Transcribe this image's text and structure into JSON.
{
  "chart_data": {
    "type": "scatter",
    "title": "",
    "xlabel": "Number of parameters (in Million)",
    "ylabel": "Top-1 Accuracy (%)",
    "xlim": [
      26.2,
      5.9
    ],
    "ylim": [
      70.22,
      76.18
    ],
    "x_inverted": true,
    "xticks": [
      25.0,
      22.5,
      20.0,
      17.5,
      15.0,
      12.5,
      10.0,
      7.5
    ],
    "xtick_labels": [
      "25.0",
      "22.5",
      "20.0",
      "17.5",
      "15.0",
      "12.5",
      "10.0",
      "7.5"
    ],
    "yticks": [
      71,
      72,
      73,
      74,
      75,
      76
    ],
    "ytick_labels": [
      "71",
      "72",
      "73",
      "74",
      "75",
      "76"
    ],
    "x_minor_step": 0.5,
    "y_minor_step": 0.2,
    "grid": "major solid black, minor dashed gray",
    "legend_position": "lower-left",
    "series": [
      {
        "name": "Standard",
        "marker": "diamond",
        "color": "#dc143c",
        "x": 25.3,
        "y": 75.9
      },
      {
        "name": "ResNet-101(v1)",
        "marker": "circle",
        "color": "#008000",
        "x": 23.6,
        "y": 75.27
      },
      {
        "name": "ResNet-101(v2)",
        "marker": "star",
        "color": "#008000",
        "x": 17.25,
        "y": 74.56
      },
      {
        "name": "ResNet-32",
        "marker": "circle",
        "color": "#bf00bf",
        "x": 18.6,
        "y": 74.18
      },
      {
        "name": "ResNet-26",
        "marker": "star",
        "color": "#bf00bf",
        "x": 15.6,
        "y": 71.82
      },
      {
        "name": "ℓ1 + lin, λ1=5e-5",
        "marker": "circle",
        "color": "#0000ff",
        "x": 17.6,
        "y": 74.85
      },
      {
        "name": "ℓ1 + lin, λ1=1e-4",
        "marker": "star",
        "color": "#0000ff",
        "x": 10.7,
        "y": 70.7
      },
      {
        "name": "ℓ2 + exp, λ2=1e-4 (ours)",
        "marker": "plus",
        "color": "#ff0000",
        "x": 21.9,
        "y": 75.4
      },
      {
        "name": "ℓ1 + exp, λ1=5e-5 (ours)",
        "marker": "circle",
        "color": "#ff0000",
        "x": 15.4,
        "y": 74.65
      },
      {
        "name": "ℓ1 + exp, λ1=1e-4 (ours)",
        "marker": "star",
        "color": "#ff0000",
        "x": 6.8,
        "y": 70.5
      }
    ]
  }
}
********************
*Short exercise*: Track down the lines that include the word "name" and copy them.

*Completed task*:
        "name": "Standard",
        "name": "ResNet-101(v1)",
        "name": "ResNet-101(v2)",
        "name": "ResNet-32",
        "name": "ResNet-26",
        "name": "ℓ1 + lin, λ1=5e-5",
        "name": "ℓ1 + lin, λ1=1e-4",
        "name": "ℓ2 + exp, λ2=1e-4 (ours)",
        "name": "ℓ1 + exp, λ1=5e-5 (ours)",
        "name": "ℓ1 + exp, λ1=1e-4 (ours)",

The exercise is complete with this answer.